## Begin Input
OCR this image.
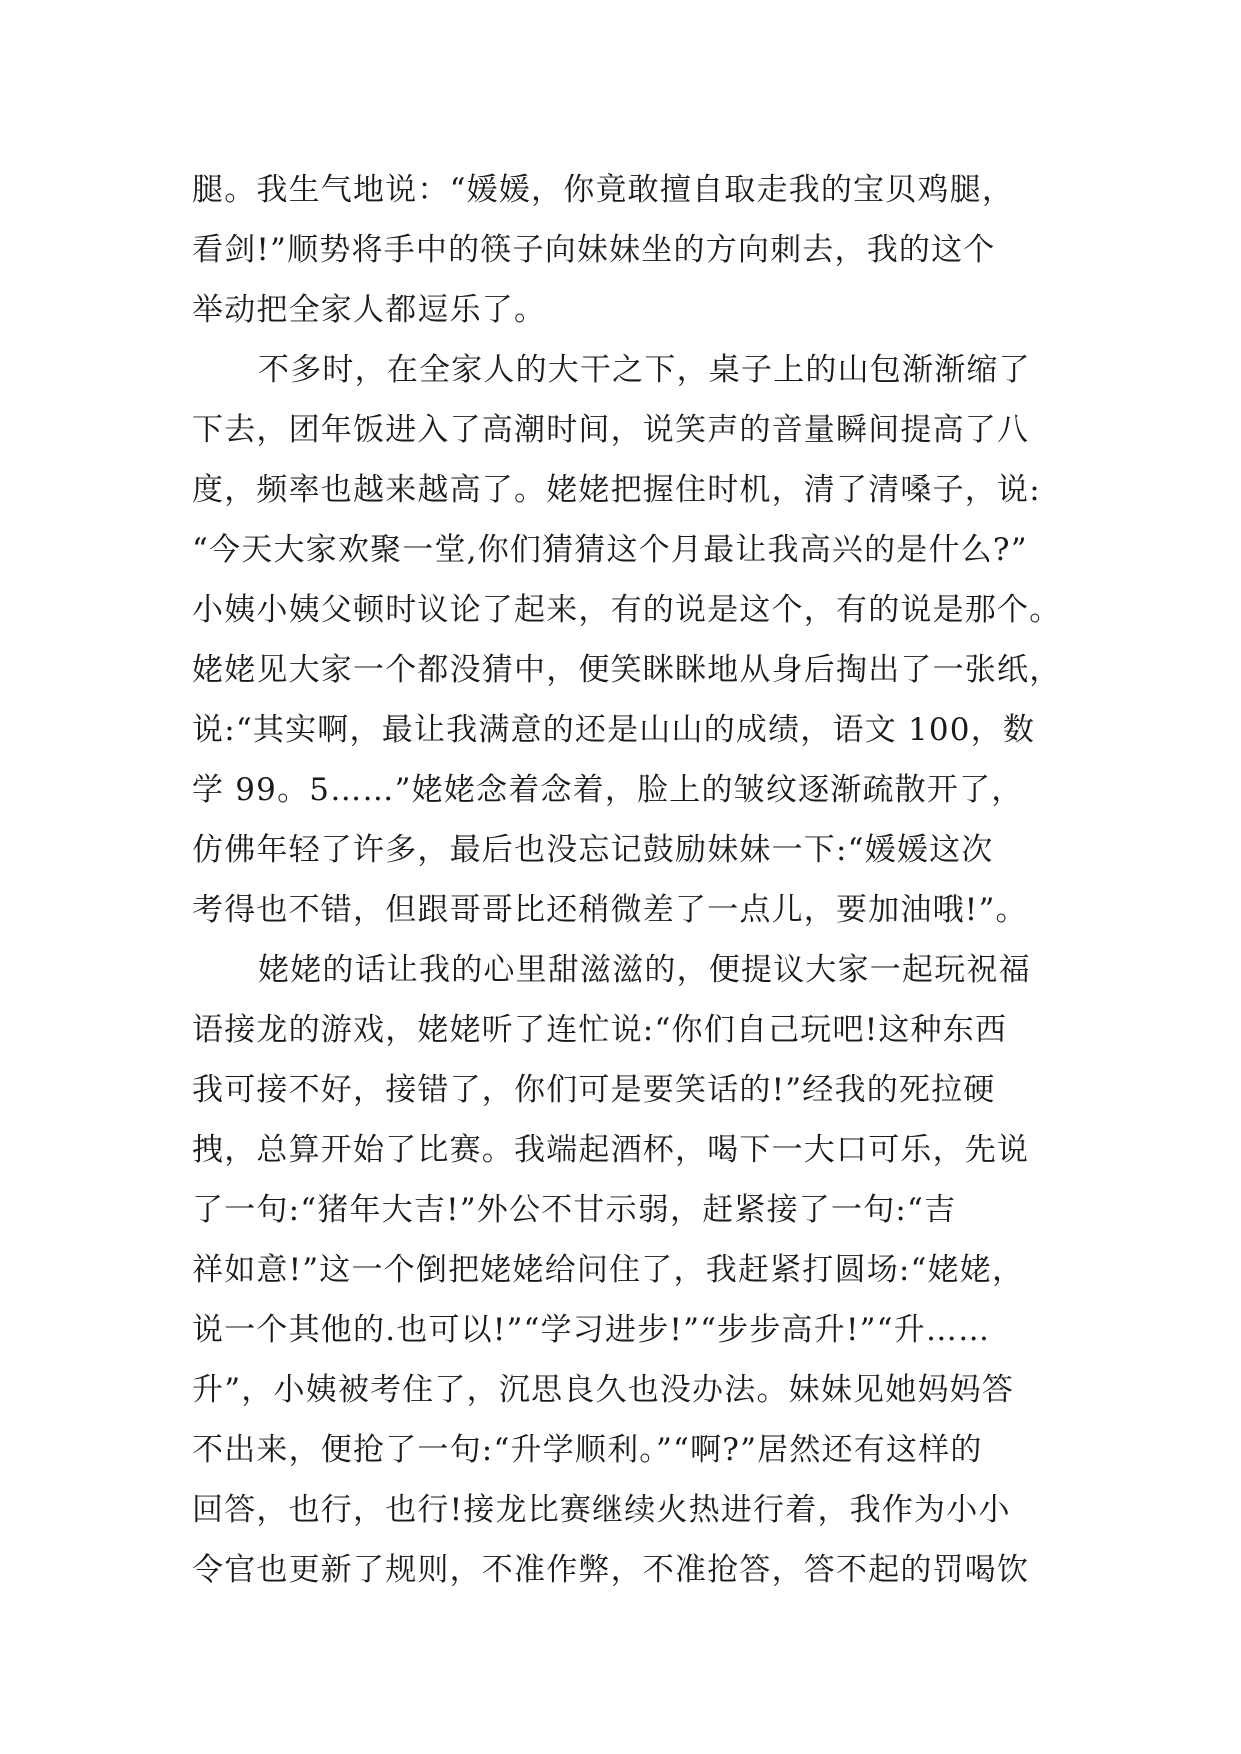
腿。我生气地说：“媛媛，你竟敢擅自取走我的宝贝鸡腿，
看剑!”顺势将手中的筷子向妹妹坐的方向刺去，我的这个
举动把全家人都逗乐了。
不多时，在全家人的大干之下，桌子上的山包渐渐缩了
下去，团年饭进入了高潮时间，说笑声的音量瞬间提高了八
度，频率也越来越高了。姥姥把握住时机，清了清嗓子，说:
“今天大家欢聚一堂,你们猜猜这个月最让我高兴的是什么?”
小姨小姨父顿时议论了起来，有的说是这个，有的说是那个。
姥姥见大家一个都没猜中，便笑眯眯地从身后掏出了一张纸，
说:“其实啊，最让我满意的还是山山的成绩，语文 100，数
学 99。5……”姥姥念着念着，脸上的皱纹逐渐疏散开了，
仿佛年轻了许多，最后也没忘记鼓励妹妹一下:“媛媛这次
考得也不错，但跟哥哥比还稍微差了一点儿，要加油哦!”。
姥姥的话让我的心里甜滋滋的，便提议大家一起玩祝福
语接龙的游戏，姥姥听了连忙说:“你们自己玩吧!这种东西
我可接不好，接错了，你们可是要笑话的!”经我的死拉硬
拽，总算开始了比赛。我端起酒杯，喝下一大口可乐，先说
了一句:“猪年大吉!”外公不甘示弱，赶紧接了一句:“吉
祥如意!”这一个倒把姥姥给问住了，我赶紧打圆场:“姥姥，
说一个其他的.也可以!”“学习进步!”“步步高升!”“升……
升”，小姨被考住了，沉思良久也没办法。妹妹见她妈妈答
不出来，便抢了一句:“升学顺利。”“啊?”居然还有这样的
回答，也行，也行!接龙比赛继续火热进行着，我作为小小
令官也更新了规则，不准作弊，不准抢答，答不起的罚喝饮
## End Input
Restate each entry word for word, leaving out any pictures.

OCR this image.
腿。我生气地说：“媛媛，你竟敢擅自取走我的宝贝鸡腿，
看剑!”顺势将手中的筷子向妹妹坐的方向刺去，我的这个
举动把全家人都逗乐了。
不多时，在全家人的大干之下，桌子上的山包渐渐缩了
下去，团年饭进入了高潮时间，说笑声的音量瞬间提高了八
度，频率也越来越高了。姥姥把握住时机，清了清嗓子，说:
“今天大家欢聚一堂,你们猜猜这个月最让我高兴的是什么?”
小姨小姨父顿时议论了起来，有的说是这个，有的说是那个。
姥姥见大家一个都没猜中，便笑眯眯地从身后掏出了一张纸，
说:“其实啊，最让我满意的还是山山的成绩，语文 100，数
学 99。5……”姥姥念着念着，脸上的皱纹逐渐疏散开了，
仿佛年轻了许多，最后也没忘记鼓励妹妹一下:“媛媛这次
考得也不错，但跟哥哥比还稍微差了一点儿，要加油哦!”。
姥姥的话让我的心里甜滋滋的，便提议大家一起玩祝福
语接龙的游戏，姥姥听了连忙说:“你们自己玩吧!这种东西
我可接不好，接错了，你们可是要笑话的!”经我的死拉硬
拽，总算开始了比赛。我端起酒杯，喝下一大口可乐，先说
了一句:“猪年大吉!”外公不甘示弱，赶紧接了一句:“吉
祥如意!”这一个倒把姥姥给问住了，我赶紧打圆场:“姥姥，
说一个其他的.也可以!”“学习进步!”“步步高升!”“升……
升”，小姨被考住了，沉思良久也没办法。妹妹见她妈妈答
不出来，便抢了一句:“升学顺利。”“啊?”居然还有这样的
回答，也行，也行!接龙比赛继续火热进行着，我作为小小
令官也更新了规则，不准作弊，不准抢答，答不起的罚喝饮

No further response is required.